***** Data to use

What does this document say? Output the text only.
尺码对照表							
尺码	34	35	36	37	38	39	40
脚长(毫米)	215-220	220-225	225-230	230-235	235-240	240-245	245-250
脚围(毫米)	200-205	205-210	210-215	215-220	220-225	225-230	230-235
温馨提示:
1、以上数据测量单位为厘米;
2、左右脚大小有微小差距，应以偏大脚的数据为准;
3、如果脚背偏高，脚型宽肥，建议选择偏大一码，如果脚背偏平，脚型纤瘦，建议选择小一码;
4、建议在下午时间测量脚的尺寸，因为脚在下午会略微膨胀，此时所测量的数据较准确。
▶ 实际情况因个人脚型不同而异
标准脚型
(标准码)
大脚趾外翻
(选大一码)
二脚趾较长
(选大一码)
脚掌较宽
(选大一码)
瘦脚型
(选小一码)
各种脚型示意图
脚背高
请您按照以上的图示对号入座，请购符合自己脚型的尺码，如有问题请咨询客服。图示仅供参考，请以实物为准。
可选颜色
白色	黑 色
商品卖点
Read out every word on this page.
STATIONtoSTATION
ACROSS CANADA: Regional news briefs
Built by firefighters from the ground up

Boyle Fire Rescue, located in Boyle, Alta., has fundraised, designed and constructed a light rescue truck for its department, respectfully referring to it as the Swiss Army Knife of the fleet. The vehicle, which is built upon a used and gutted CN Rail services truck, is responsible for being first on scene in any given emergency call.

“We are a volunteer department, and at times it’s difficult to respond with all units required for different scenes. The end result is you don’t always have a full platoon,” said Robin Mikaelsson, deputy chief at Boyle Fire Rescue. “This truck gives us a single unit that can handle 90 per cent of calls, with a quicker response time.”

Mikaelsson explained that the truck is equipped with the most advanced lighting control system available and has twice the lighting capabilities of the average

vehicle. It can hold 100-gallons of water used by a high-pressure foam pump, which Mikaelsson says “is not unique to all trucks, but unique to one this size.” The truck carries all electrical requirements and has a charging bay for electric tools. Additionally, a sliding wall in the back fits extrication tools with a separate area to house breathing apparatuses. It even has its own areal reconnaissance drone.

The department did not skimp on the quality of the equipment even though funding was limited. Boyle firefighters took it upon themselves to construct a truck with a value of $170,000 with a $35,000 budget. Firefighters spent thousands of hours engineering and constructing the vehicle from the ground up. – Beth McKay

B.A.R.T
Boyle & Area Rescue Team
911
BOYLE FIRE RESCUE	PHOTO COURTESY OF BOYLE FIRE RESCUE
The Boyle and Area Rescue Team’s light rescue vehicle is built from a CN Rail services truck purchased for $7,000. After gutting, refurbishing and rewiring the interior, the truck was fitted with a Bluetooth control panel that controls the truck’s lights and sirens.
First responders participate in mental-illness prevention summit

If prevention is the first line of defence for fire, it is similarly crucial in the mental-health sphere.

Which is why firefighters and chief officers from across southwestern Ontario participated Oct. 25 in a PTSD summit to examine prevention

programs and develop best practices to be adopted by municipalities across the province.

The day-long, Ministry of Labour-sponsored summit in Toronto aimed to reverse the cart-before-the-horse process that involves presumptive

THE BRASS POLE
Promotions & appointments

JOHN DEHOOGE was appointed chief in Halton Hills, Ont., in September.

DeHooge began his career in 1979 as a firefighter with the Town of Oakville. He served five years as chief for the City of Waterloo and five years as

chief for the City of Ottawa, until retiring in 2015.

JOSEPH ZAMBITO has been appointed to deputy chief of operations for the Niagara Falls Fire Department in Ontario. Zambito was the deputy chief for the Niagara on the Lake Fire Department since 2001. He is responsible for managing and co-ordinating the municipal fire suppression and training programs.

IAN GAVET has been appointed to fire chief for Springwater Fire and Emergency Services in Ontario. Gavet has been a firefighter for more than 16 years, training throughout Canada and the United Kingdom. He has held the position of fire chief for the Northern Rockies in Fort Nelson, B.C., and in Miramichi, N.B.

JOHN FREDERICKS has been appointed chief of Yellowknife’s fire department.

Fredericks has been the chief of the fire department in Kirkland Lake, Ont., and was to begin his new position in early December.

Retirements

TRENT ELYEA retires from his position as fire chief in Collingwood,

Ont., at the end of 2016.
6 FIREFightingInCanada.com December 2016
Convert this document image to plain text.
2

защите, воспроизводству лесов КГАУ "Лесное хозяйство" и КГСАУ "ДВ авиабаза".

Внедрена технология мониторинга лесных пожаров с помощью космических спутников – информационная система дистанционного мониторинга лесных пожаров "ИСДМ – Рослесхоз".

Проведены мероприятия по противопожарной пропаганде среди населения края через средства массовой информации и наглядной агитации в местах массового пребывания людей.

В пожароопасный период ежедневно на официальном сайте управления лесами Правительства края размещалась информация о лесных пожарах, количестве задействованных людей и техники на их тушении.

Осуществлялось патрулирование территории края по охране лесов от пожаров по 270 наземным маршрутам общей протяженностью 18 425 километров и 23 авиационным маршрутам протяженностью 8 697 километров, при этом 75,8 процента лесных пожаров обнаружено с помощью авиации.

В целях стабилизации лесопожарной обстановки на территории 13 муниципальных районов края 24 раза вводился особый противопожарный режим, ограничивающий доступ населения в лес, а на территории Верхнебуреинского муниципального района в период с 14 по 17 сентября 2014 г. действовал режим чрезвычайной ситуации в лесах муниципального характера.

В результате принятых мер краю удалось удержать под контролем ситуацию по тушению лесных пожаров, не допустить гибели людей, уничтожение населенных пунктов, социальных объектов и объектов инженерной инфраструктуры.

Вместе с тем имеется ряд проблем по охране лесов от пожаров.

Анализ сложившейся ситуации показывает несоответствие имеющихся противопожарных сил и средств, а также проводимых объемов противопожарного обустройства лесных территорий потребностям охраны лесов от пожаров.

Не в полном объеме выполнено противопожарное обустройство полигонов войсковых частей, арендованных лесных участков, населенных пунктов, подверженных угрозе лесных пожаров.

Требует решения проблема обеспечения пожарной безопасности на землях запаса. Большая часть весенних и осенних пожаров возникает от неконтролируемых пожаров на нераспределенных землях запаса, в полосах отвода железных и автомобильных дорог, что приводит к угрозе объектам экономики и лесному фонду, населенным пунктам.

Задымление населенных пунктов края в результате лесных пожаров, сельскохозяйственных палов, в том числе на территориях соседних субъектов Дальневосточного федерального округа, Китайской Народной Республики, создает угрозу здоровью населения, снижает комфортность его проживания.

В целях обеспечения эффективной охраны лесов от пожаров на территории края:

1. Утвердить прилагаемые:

**********

Required work — Exact output of every entry is required.

Solution for this problem —
What does this document say? Output the text only.
尺码对照表							
尺码	34	35	36	37	38	39	40
脚长(毫米)	215-220	220-225	225-230	230-235	235-240	240-245	245-250
脚围(毫米)	200-205	205-210	210-215	215-220	220-225	225-230	230-235
温馨提示:
1、以上数据测量单位为厘米;
2、左右脚大小有微小差距，应以偏大脚的数据为准;
3、如果脚背偏高，脚型宽肥，建议选择偏大一码，如果脚背偏平，脚型纤瘦，建议选择小一码;
4、建议在下午时间测量脚的尺寸，因为脚在下午会略微膨胀，此时所测量的数据较准确。
▶ 实际情况因个人脚型不同而异
标准脚型
(标准码)
大脚趾外翻
(选大一码)
二脚趾较长
(选大一码)
脚掌较宽
(选大一码)
瘦脚型
(选小一码)
各种脚型示意图
脚背高
请您按照以上的图示对号入座，请购符合自己脚型的尺码，如有问题请咨询客服。图示仅供参考，请以实物为准。
可选颜色
白色	黑 色
商品卖点
Read out every word on this page.
STATIONtoSTATION
ACROSS CANADA: Regional news briefs
Built by firefighters from the ground up

Boyle Fire Rescue, located in Boyle, Alta., has fundraised, designed and constructed a light rescue truck for its department, respectfully referring to it as the Swiss Army Knife of the fleet. The vehicle, which is built upon a used and gutted CN Rail services truck, is responsible for being first on scene in any given emergency call.

“We are a volunteer department, and at times it’s difficult to respond with all units required for different scenes. The end result is you don’t always have a full platoon,” said Robin Mikaelsson, deputy chief at Boyle Fire Rescue. “This truck gives us a single unit that can handle 90 per cent of calls, with a quicker response time.”

Mikaelsson explained that the truck is equipped with the most advanced lighting control system available and has twice the lighting capabilities of the average

vehicle. It can hold 100-gallons of water used by a high-pressure foam pump, which Mikaelsson says “is not unique to all trucks, but unique to one this size.” The truck carries all electrical requirements and has a charging bay for electric tools. Additionally, a sliding wall in the back fits extrication tools with a separate area to house breathing apparatuses. It even has its own areal reconnaissance drone.

The department did not skimp on the quality of the equipment even though funding was limited. Boyle firefighters took it upon themselves to construct a truck with a value of $170,000 with a $35,000 budget. Firefighters spent thousands of hours engineering and constructing the vehicle from the ground up. – Beth McKay

B.A.R.T
Boyle & Area Rescue Team
911
BOYLE FIRE RESCUE	PHOTO COURTESY OF BOYLE FIRE RESCUE
The Boyle and Area Rescue Team’s light rescue vehicle is built from a CN Rail services truck purchased for $7,000. After gutting, refurbishing and rewiring the interior, the truck was fitted with a Bluetooth control panel that controls the truck’s lights and sirens.
First responders participate in mental-illness prevention summit

If prevention is the first line of defence for fire, it is similarly crucial in the mental-health sphere.

Which is why firefighters and chief officers from across southwestern Ontario participated Oct. 25 in a PTSD summit to examine prevention

programs and develop best practices to be adopted by municipalities across the province.

The day-long, Ministry of Labour-sponsored summit in Toronto aimed to reverse the cart-before-the-horse process that involves presumptive

THE BRASS POLE
Promotions & appointments

JOHN DEHOOGE was appointed chief in Halton Hills, Ont., in September.

DeHooge began his career in 1979 as a firefighter with the Town of Oakville. He served five years as chief for the City of Waterloo and five years as

chief for the City of Ottawa, until retiring in 2015.

JOSEPH ZAMBITO has been appointed to deputy chief of operations for the Niagara Falls Fire Department in Ontario. Zambito was the deputy chief for the Niagara on the Lake Fire Department since 2001. He is responsible for managing and co-ordinating the municipal fire suppression and training programs.

IAN GAVET has been appointed to fire chief for Springwater Fire and Emergency Services in Ontario. Gavet has been a firefighter for more than 16 years, training throughout Canada and the United Kingdom. He has held the position of fire chief for the Northern Rockies in Fort Nelson, B.C., and in Miramichi, N.B.

JOHN FREDERICKS has been appointed chief of Yellowknife’s fire department.

Fredericks has been the chief of the fire department in Kirkland Lake, Ont., and was to begin his new position in early December.

Retirements

TRENT ELYEA retires from his position as fire chief in Collingwood,

Ont., at the end of 2016.
6 FIREFightingInCanada.com December 2016
Convert this document image to plain text.
2

защите, воспроизводству лесов КГАУ "Лесное хозяйство" и КГСАУ "ДВ авиабаза".

Внедрена технология мониторинга лесных пожаров с помощью космических спутников – информационная система дистанционного мониторинга лесных пожаров "ИСДМ – Рослесхоз".

Проведены мероприятия по противопожарной пропаганде среди населения края через средства массовой информации и наглядной агитации в местах массового пребывания людей.

В пожароопасный период ежедневно на официальном сайте управления лесами Правительства края размещалась информация о лесных пожарах, количестве задействованных людей и техники на их тушении.

Осуществлялось патрулирование территории края по охране лесов от пожаров по 270 наземным маршрутам общей протяженностью 18 425 километров и 23 авиационным маршрутам протяженностью 8 697 километров, при этом 75,8 процента лесных пожаров обнаружено с помощью авиации.

В целях стабилизации лесопожарной обстановки на территории 13 муниципальных районов края 24 раза вводился особый противопожарный режим, ограничивающий доступ населения в лес, а на территории Верхнебуреинского муниципального района в период с 14 по 17 сентября 2014 г. действовал режим чрезвычайной ситуации в лесах муниципального характера.

В результате принятых мер краю удалось удержать под контролем ситуацию по тушению лесных пожаров, не допустить гибели людей, уничтожение населенных пунктов, социальных объектов и объектов инженерной инфраструктуры.

Вместе с тем имеется ряд проблем по охране лесов от пожаров.

Анализ сложившейся ситуации показывает несоответствие имеющихся противопожарных сил и средств, а также проводимых объемов противопожарного обустройства лесных территорий потребностям охраны лесов от пожаров.

Не в полном объеме выполнено противопожарное обустройство полигонов войсковых частей, арендованных лесных участков, населенных пунктов, подверженных угрозе лесных пожаров.

Требует решения проблема обеспечения пожарной безопасности на землях запаса. Большая часть весенних и осенних пожаров возникает от неконтролируемых пожаров на нераспределенных землях запаса, в полосах отвода железных и автомобильных дорог, что приводит к угрозе объектам экономики и лесному фонду, населенным пунктам.

Задымление населенных пунктов края в результате лесных пожаров, сельскохозяйственных палов, в том числе на территориях соседних субъектов Дальневосточного федерального округа, Китайской Народной Республики, создает угрозу здоровью населения, снижает комфортность его проживания.

В целях обеспечения эффективной охраны лесов от пожаров на территории края:

1. Утвердить прилагаемые:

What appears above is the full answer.